• [WHAT THE EXERCISE ASKS]: Look over the lines below. Report each one that includes the string "xlabel".

-- START ENTRIES --

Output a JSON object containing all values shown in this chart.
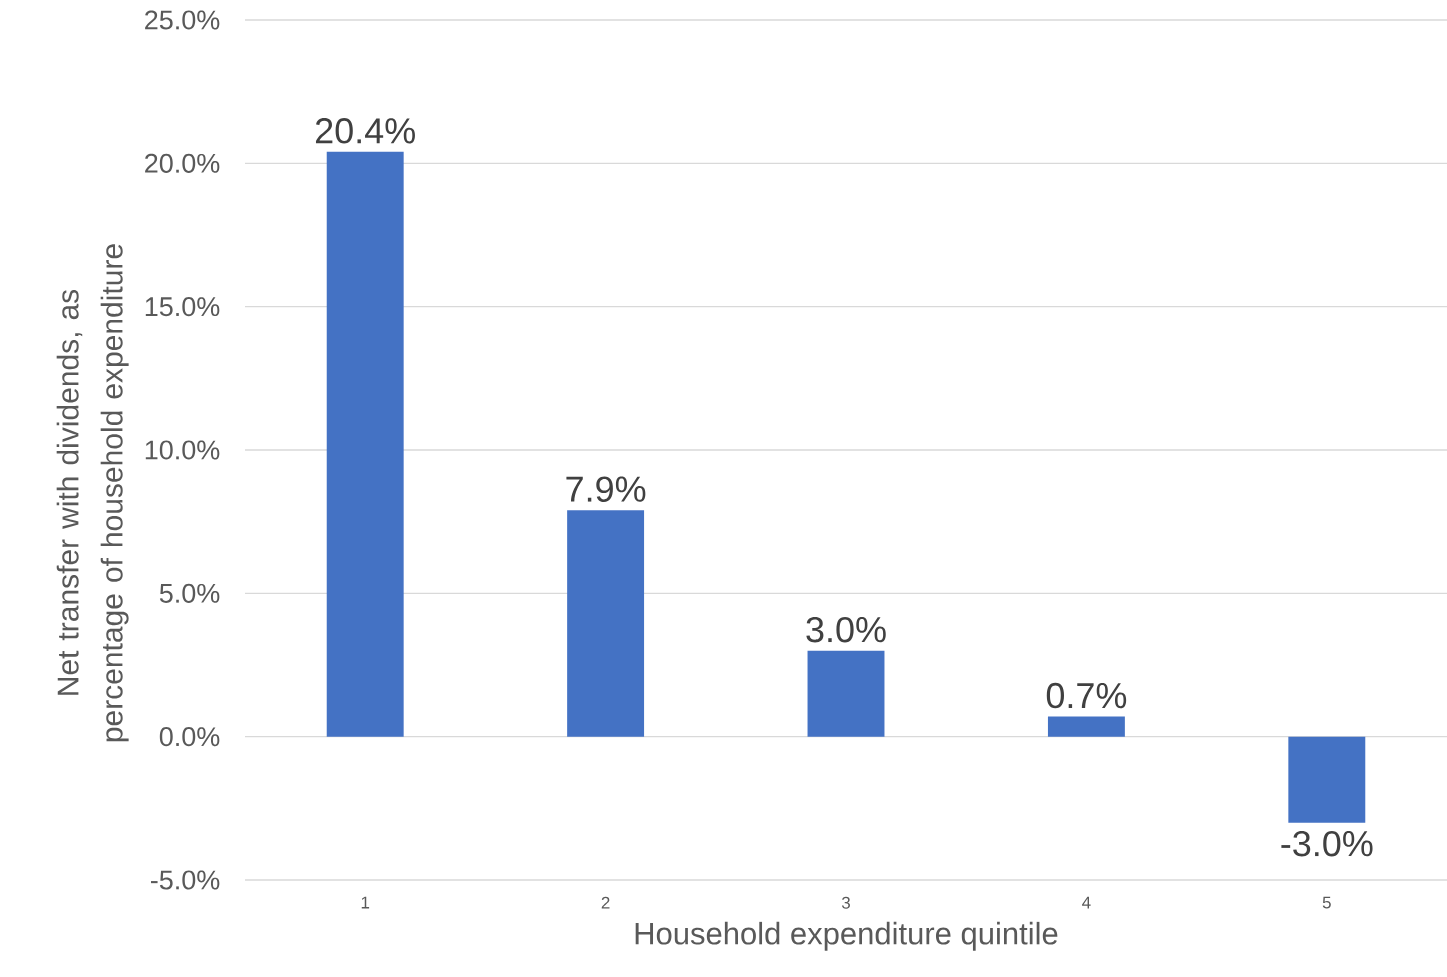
{
  "chart_data": {
    "type": "bar",
    "xlabel": "Household expenditure quintile",
    "ylabel": "Net transfer with dividends, as percentage of household expenditure",
    "categories": [
      "1",
      "2",
      "3",
      "4",
      "5"
    ],
    "values": [
      20.4,
      7.9,
      3.0,
      0.7,
      -3.0
    ],
    "value_labels": [
      "20.4%",
      "7.9%",
      "3.0%",
      "0.7%",
      "-3.0%"
    ],
    "color": "#4472c4",
    "ylim": [
      -5,
      25
    ],
    "yticks": [
      {
        "value": -5,
        "label": "-5.0%"
      },
      {
        "value": 0,
        "label": "0.0%"
      },
      {
        "value": 5,
        "label": "5.0%"
      },
      {
        "value": 10,
        "label": "10.0%"
      },
      {
        "value": 15,
        "label": "15.0%"
      },
      {
        "value": 20,
        "label": "20.0%"
      },
      {
        "value": 25,
        "label": "25.0%"
      }
    ],
    "grid": "y"
  }
}
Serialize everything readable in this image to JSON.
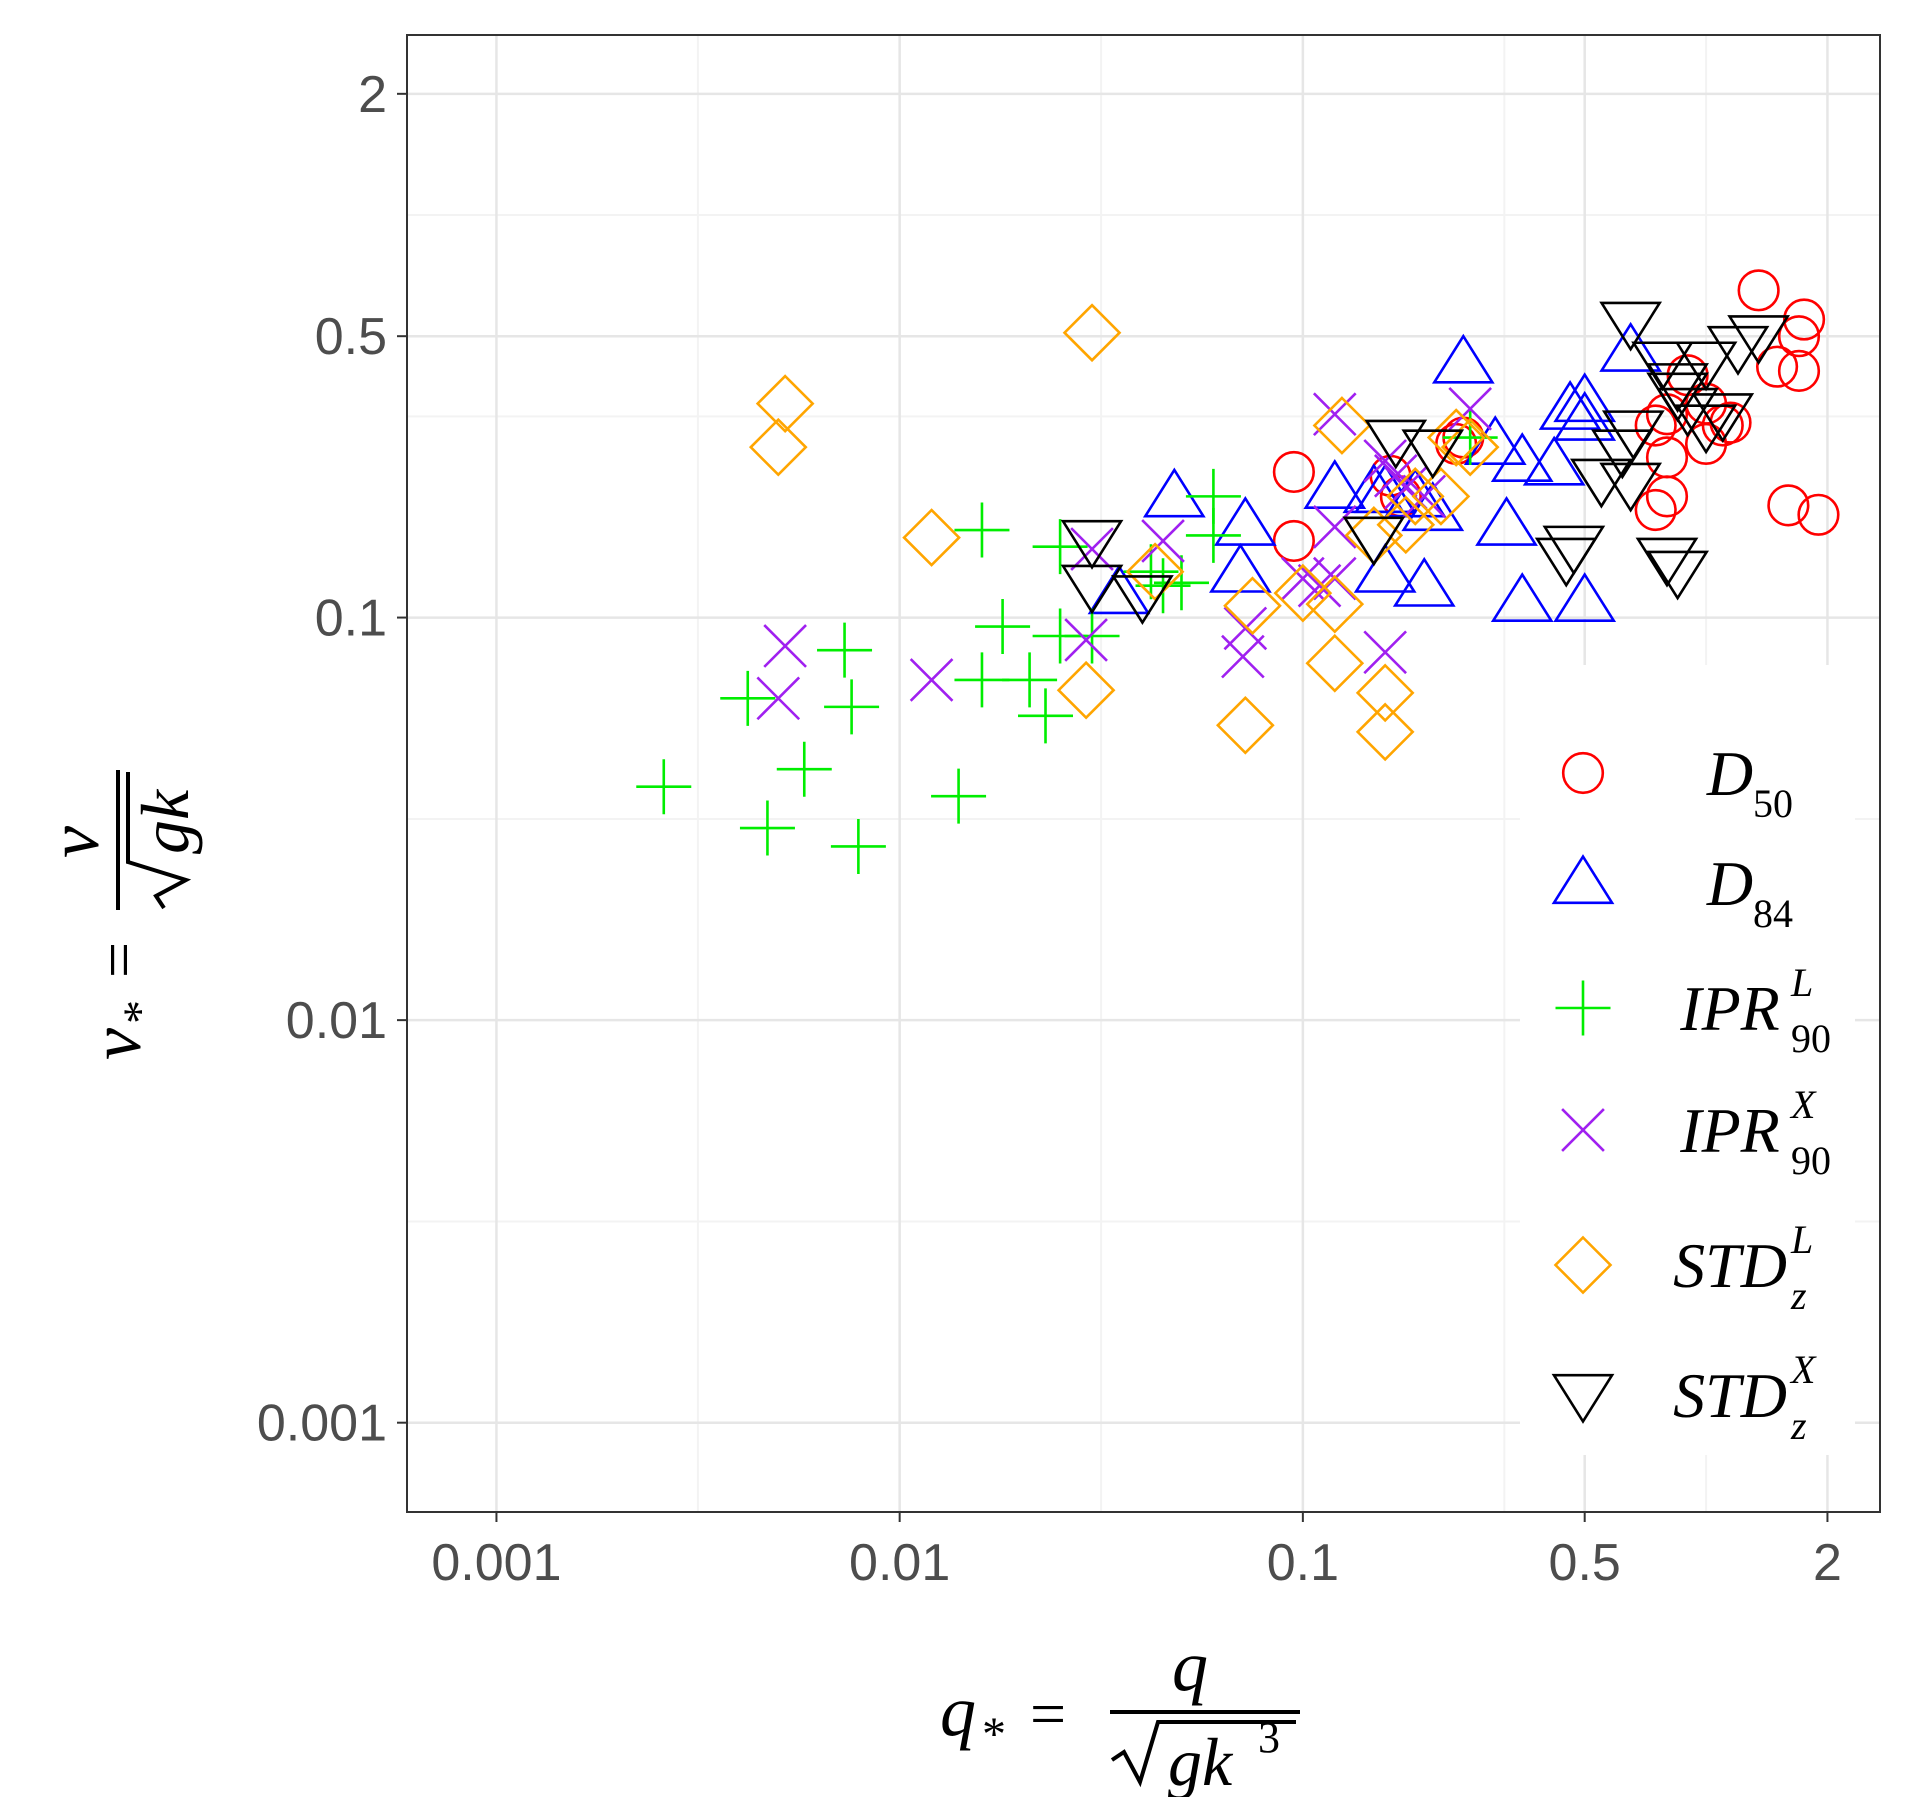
{
  "chart_data": {
    "type": "scatter",
    "x_scale": "log",
    "y_scale": "log",
    "xlim": [
      0.0006,
      2.7
    ],
    "ylim": [
      0.0006,
      2.8
    ],
    "x_ticks": [
      {
        "value": 0.001,
        "label": "0.001"
      },
      {
        "value": 0.01,
        "label": "0.01"
      },
      {
        "value": 0.1,
        "label": "0.1"
      },
      {
        "value": 0.5,
        "label": "0.5"
      },
      {
        "value": 2,
        "label": "2"
      }
    ],
    "y_ticks": [
      {
        "value": 0.001,
        "label": "0.001"
      },
      {
        "value": 0.01,
        "label": "0.01"
      },
      {
        "value": 0.1,
        "label": "0.1"
      },
      {
        "value": 0.5,
        "label": "0.5"
      },
      {
        "value": 2,
        "label": "2"
      }
    ],
    "x_minor_grid": [
      0.00316,
      0.0316,
      0.316,
      1
    ],
    "y_minor_grid": [
      0.00316,
      0.0316,
      0.316,
      1
    ],
    "grid": true,
    "legend_position": "right",
    "xlabel": {
      "lhs": "q",
      "lhs_sub": "*",
      "num": "q",
      "den": "gk",
      "den_sup": "3"
    },
    "ylabel": {
      "lhs": "v",
      "lhs_sub": "*",
      "num": "v",
      "den": "gk"
    },
    "series": [
      {
        "name": "D50",
        "label_main": "D",
        "label_sub": "50",
        "label_sup": "",
        "marker": "circle",
        "color": "#ff0000",
        "points": [
          [
            0.095,
            0.23
          ],
          [
            0.095,
            0.155
          ],
          [
            0.165,
            0.225
          ],
          [
            0.175,
            0.2
          ],
          [
            0.24,
            0.27
          ],
          [
            0.25,
            0.28
          ],
          [
            0.8,
            0.32
          ],
          [
            0.75,
            0.3
          ],
          [
            0.9,
            0.4
          ],
          [
            1.0,
            0.34
          ],
          [
            1.1,
            0.3
          ],
          [
            1.15,
            0.305
          ],
          [
            1.0,
            0.27
          ],
          [
            0.8,
            0.25
          ],
          [
            1.35,
            0.65
          ],
          [
            1.5,
            0.42
          ],
          [
            1.7,
            0.5
          ],
          [
            1.75,
            0.55
          ],
          [
            1.7,
            0.41
          ],
          [
            1.6,
            0.19
          ],
          [
            1.9,
            0.18
          ],
          [
            0.75,
            0.185
          ],
          [
            0.8,
            0.2
          ]
        ]
      },
      {
        "name": "D84",
        "label_main": "D",
        "label_sub": "84",
        "label_sup": "",
        "marker": "triangle-up",
        "color": "#0000ff",
        "points": [
          [
            0.035,
            0.115
          ],
          [
            0.048,
            0.2
          ],
          [
            0.07,
            0.13
          ],
          [
            0.072,
            0.17
          ],
          [
            0.12,
            0.21
          ],
          [
            0.16,
            0.205
          ],
          [
            0.16,
            0.13
          ],
          [
            0.19,
            0.2
          ],
          [
            0.2,
            0.12
          ],
          [
            0.25,
            0.43
          ],
          [
            0.3,
            0.27
          ],
          [
            0.32,
            0.17
          ],
          [
            0.35,
            0.245
          ],
          [
            0.35,
            0.11
          ],
          [
            0.42,
            0.24
          ],
          [
            0.46,
            0.33
          ],
          [
            0.5,
            0.31
          ],
          [
            0.5,
            0.345
          ],
          [
            0.5,
            0.11
          ],
          [
            0.65,
            0.46
          ],
          [
            0.21,
            0.185
          ],
          [
            0.15,
            0.205
          ]
        ]
      },
      {
        "name": "IPR90L",
        "label_main": "IPR",
        "label_sub": "90",
        "label_sup": "L",
        "marker": "plus",
        "color": "#00ee00",
        "points": [
          [
            0.0026,
            0.038
          ],
          [
            0.0042,
            0.063
          ],
          [
            0.0047,
            0.03
          ],
          [
            0.0058,
            0.042
          ],
          [
            0.0073,
            0.083
          ],
          [
            0.0076,
            0.06
          ],
          [
            0.0079,
            0.027
          ],
          [
            0.014,
            0.036
          ],
          [
            0.016,
            0.07
          ],
          [
            0.016,
            0.165
          ],
          [
            0.018,
            0.095
          ],
          [
            0.021,
            0.07
          ],
          [
            0.023,
            0.057
          ],
          [
            0.025,
            0.09
          ],
          [
            0.025,
            0.15
          ],
          [
            0.03,
            0.09
          ],
          [
            0.042,
            0.13
          ],
          [
            0.045,
            0.12
          ],
          [
            0.05,
            0.122
          ],
          [
            0.06,
            0.16
          ],
          [
            0.06,
            0.2
          ],
          [
            0.26,
            0.28
          ]
        ]
      },
      {
        "name": "IPR90X",
        "label_main": "IPR",
        "label_sub": "90",
        "label_sup": "X",
        "marker": "cross",
        "color": "#a020f0",
        "points": [
          [
            0.005,
            0.063
          ],
          [
            0.0052,
            0.085
          ],
          [
            0.012,
            0.07
          ],
          [
            0.029,
            0.088
          ],
          [
            0.03,
            0.148
          ],
          [
            0.045,
            0.155
          ],
          [
            0.071,
            0.08
          ],
          [
            0.072,
            0.094
          ],
          [
            0.1,
            0.125
          ],
          [
            0.11,
            0.12
          ],
          [
            0.12,
            0.125
          ],
          [
            0.12,
            0.168
          ],
          [
            0.12,
            0.32
          ],
          [
            0.16,
            0.245
          ],
          [
            0.17,
            0.225
          ],
          [
            0.18,
            0.21
          ],
          [
            0.2,
            0.2
          ],
          [
            0.16,
            0.082
          ],
          [
            0.26,
            0.33
          ]
        ]
      },
      {
        "name": "STDzL",
        "label_main": "STD",
        "label_sub": "z",
        "label_sup": "L",
        "marker": "diamond",
        "color": "#ffa500",
        "points": [
          [
            0.005,
            0.265
          ],
          [
            0.0052,
            0.34
          ],
          [
            0.012,
            0.158
          ],
          [
            0.03,
            0.51
          ],
          [
            0.029,
            0.066
          ],
          [
            0.072,
            0.054
          ],
          [
            0.075,
            0.107
          ],
          [
            0.1,
            0.115
          ],
          [
            0.12,
            0.077
          ],
          [
            0.12,
            0.108
          ],
          [
            0.125,
            0.3
          ],
          [
            0.16,
            0.052
          ],
          [
            0.16,
            0.065
          ],
          [
            0.15,
            0.16
          ],
          [
            0.18,
            0.17
          ],
          [
            0.19,
            0.2
          ],
          [
            0.22,
            0.2
          ],
          [
            0.24,
            0.28
          ],
          [
            0.26,
            0.265
          ],
          [
            0.043,
            0.13
          ]
        ]
      },
      {
        "name": "STDzX",
        "label_main": "STD",
        "label_sub": "z",
        "label_sup": "X",
        "marker": "triangle-down",
        "color": "#000000",
        "points": [
          [
            0.03,
            0.155
          ],
          [
            0.03,
            0.12
          ],
          [
            0.04,
            0.113
          ],
          [
            0.15,
            0.158
          ],
          [
            0.17,
            0.275
          ],
          [
            0.21,
            0.26
          ],
          [
            0.45,
            0.14
          ],
          [
            0.47,
            0.15
          ],
          [
            0.55,
            0.22
          ],
          [
            0.62,
            0.26
          ],
          [
            0.65,
            0.215
          ],
          [
            0.66,
            0.29
          ],
          [
            0.65,
            0.54
          ],
          [
            0.78,
            0.43
          ],
          [
            0.85,
            0.36
          ],
          [
            0.85,
            0.38
          ],
          [
            0.9,
            0.33
          ],
          [
            1.0,
            0.3
          ],
          [
            1.0,
            0.43
          ],
          [
            1.2,
            0.47
          ],
          [
            1.35,
            0.5
          ],
          [
            0.8,
            0.14
          ],
          [
            0.85,
            0.13
          ],
          [
            1.1,
            0.32
          ]
        ]
      }
    ]
  }
}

-- END ENTRIES --

• [WRITTEN REPLY]:
    "xlabel": "Household expenditure quintile",
    "xlabel": {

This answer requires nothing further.